**Exercise**
Repeat the listing below in full, exactly as it stands.

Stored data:
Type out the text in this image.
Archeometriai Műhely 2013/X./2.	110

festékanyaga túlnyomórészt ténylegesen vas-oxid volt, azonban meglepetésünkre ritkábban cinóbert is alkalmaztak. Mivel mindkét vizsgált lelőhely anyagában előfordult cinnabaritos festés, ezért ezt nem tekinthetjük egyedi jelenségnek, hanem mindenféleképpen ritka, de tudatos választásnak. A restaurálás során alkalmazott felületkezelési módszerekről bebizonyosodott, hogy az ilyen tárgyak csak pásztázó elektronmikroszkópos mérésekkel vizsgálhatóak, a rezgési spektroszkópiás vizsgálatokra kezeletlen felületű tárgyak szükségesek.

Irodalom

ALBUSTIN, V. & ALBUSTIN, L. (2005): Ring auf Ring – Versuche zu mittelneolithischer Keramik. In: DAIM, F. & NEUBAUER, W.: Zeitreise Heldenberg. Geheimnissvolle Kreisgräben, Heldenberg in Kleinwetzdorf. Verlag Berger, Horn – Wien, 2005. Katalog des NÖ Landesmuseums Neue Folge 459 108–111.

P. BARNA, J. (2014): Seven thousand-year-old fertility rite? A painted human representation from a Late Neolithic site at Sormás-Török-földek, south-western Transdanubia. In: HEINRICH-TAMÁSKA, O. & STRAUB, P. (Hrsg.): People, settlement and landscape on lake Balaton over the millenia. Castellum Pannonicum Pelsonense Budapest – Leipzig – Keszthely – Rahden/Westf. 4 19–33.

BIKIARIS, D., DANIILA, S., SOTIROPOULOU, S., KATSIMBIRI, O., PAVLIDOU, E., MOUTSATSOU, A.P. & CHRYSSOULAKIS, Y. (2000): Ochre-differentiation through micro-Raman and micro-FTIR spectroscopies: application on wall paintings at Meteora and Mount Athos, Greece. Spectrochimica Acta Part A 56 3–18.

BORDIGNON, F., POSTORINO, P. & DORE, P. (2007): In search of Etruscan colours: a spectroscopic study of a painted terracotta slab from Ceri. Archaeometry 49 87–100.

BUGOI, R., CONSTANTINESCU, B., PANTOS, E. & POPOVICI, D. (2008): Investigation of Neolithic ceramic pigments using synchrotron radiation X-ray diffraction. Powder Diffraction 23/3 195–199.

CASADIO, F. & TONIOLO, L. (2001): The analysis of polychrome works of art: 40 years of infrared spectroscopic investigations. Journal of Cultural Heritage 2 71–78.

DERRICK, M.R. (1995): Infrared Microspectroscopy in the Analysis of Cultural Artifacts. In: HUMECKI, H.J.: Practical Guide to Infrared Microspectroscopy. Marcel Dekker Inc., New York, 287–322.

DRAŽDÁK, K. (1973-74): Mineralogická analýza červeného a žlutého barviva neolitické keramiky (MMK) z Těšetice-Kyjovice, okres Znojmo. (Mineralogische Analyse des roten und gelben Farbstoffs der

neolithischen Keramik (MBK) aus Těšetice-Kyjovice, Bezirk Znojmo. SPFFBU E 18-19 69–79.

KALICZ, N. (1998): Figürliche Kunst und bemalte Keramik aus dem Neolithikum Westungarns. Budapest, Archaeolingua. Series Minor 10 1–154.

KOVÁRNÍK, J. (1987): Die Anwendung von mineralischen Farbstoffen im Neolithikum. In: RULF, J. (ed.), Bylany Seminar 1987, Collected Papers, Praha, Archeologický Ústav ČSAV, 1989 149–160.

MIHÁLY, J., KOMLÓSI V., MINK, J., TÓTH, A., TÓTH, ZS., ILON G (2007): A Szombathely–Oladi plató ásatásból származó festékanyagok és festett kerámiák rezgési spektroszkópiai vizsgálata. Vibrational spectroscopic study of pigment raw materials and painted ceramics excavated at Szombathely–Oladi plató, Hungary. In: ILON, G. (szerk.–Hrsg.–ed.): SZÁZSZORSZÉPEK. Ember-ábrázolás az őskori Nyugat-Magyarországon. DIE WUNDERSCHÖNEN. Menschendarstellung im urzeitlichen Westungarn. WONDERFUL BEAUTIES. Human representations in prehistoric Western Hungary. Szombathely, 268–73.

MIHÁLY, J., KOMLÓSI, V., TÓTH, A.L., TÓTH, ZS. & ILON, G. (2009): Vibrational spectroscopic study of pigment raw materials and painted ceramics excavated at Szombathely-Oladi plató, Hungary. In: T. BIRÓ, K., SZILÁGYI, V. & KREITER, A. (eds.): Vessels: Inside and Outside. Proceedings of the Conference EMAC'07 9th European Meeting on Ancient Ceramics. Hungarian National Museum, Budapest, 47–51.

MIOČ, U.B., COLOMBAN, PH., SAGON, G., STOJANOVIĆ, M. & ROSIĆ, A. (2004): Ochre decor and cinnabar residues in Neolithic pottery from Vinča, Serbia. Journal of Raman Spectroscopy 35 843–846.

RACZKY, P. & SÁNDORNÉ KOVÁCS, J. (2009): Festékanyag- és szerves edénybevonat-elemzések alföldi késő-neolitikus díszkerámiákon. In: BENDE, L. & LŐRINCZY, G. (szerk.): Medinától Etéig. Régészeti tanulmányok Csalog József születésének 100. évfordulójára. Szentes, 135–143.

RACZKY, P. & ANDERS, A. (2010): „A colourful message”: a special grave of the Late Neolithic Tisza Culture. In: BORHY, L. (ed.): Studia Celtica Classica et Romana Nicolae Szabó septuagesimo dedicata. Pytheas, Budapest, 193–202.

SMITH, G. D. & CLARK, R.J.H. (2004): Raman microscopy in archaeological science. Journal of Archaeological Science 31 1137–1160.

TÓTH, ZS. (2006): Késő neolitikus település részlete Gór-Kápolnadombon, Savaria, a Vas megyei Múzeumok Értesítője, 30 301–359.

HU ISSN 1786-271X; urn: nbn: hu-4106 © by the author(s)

**Final answer**
Type out the text in this image.
Archeometriai Műhely 2013/X./2.	110

festékanyaga túlnyomórészt ténylegesen vas-oxid volt, azonban meglepetésünkre ritkábban cinóbert is alkalmaztak. Mivel mindkét vizsgált lelőhely anyagában előfordult cinnabaritos festés, ezért ezt nem tekinthetjük egyedi jelenségnek, hanem mindenféleképpen ritka, de tudatos választásnak. A restaurálás során alkalmazott felületkezelési módszerekről bebizonyosodott, hogy az ilyen tárgyak csak pásztázó elektronmikroszkópos mérésekkel vizsgálhatóak, a rezgési spektroszkópiás vizsgálatokra kezeletlen felületű tárgyak szükségesek.

Irodalom

ALBUSTIN, V. & ALBUSTIN, L. (2005): Ring auf Ring – Versuche zu mittelneolithischer Keramik. In: DAIM, F. & NEUBAUER, W.: Zeitreise Heldenberg. Geheimnissvolle Kreisgräben, Heldenberg in Kleinwetzdorf. Verlag Berger, Horn – Wien, 2005. Katalog des NÖ Landesmuseums Neue Folge 459 108–111.

P. BARNA, J. (2014): Seven thousand-year-old fertility rite? A painted human representation from a Late Neolithic site at Sormás-Török-földek, south-western Transdanubia. In: HEINRICH-TAMÁSKA, O. & STRAUB, P. (Hrsg.): People, settlement and landscape on lake Balaton over the millenia. Castellum Pannonicum Pelsonense Budapest – Leipzig – Keszthely – Rahden/Westf. 4 19–33.

BIKIARIS, D., DANIILA, S., SOTIROPOULOU, S., KATSIMBIRI, O., PAVLIDOU, E., MOUTSATSOU, A.P. & CHRYSSOULAKIS, Y. (2000): Ochre-differentiation through micro-Raman and micro-FTIR spectroscopies: application on wall paintings at Meteora and Mount Athos, Greece. Spectrochimica Acta Part A 56 3–18.

BORDIGNON, F., POSTORINO, P. & DORE, P. (2007): In search of Etruscan colours: a spectroscopic study of a painted terracotta slab from Ceri. Archaeometry 49 87–100.

BUGOI, R., CONSTANTINESCU, B., PANTOS, E. & POPOVICI, D. (2008): Investigation of Neolithic ceramic pigments using synchrotron radiation X-ray diffraction. Powder Diffraction 23/3 195–199.

CASADIO, F. & TONIOLO, L. (2001): The analysis of polychrome works of art: 40 years of infrared spectroscopic investigations. Journal of Cultural Heritage 2 71–78.

DERRICK, M.R. (1995): Infrared Microspectroscopy in the Analysis of Cultural Artifacts. In: HUMECKI, H.J.: Practical Guide to Infrared Microspectroscopy. Marcel Dekker Inc., New York, 287–322.

DRAŽDÁK, K. (1973-74): Mineralogická analýza červeného a žlutého barviva neolitické keramiky (MMK) z Těšetice-Kyjovice, okres Znojmo. (Mineralogische Analyse des roten und gelben Farbstoffs der

neolithischen Keramik (MBK) aus Těšetice-Kyjovice, Bezirk Znojmo. SPFFBU E 18-19 69–79.

KALICZ, N. (1998): Figürliche Kunst und bemalte Keramik aus dem Neolithikum Westungarns. Budapest, Archaeolingua. Series Minor 10 1–154.

KOVÁRNÍK, J. (1987): Die Anwendung von mineralischen Farbstoffen im Neolithikum. In: RULF, J. (ed.), Bylany Seminar 1987, Collected Papers, Praha, Archeologický Ústav ČSAV, 1989 149–160.

MIHÁLY, J., KOMLÓSI V., MINK, J., TÓTH, A., TÓTH, ZS., ILON G (2007): A Szombathely–Oladi plató ásatásból származó festékanyagok és festett kerámiák rezgési spektroszkópiai vizsgálata. Vibrational spectroscopic study of pigment raw materials and painted ceramics excavated at Szombathely–Oladi plató, Hungary. In: ILON, G. (szerk.–Hrsg.–ed.): SZÁZSZORSZÉPEK. Ember-ábrázolás az őskori Nyugat-Magyarországon. DIE WUNDERSCHÖNEN. Menschendarstellung im urzeitlichen Westungarn. WONDERFUL BEAUTIES. Human representations in prehistoric Western Hungary. Szombathely, 268–73.

MIHÁLY, J., KOMLÓSI, V., TÓTH, A.L., TÓTH, ZS. & ILON, G. (2009): Vibrational spectroscopic study of pigment raw materials and painted ceramics excavated at Szombathely-Oladi plató, Hungary. In: T. BIRÓ, K., SZILÁGYI, V. & KREITER, A. (eds.): Vessels: Inside and Outside. Proceedings of the Conference EMAC'07 9th European Meeting on Ancient Ceramics. Hungarian National Museum, Budapest, 47–51.

MIOČ, U.B., COLOMBAN, PH., SAGON, G., STOJANOVIĆ, M. & ROSIĆ, A. (2004): Ochre decor and cinnabar residues in Neolithic pottery from Vinča, Serbia. Journal of Raman Spectroscopy 35 843–846.

RACZKY, P. & SÁNDORNÉ KOVÁCS, J. (2009): Festékanyag- és szerves edénybevonat-elemzések alföldi késő-neolitikus díszkerámiákon. In: BENDE, L. & LŐRINCZY, G. (szerk.): Medinától Etéig. Régészeti tanulmányok Csalog József születésének 100. évfordulójára. Szentes, 135–143.

RACZKY, P. & ANDERS, A. (2010): „A colourful message”: a special grave of the Late Neolithic Tisza Culture. In: BORHY, L. (ed.): Studia Celtica Classica et Romana Nicolae Szabó septuagesimo dedicata. Pytheas, Budapest, 193–202.

SMITH, G. D. & CLARK, R.J.H. (2004): Raman microscopy in archaeological science. Journal of Archaeological Science 31 1137–1160.

TÓTH, ZS. (2006): Késő neolitikus település részlete Gór-Kápolnadombon, Savaria, a Vas megyei Múzeumok Értesítője, 30 301–359.

HU ISSN 1786-271X; urn: nbn: hu-4106 © by the author(s)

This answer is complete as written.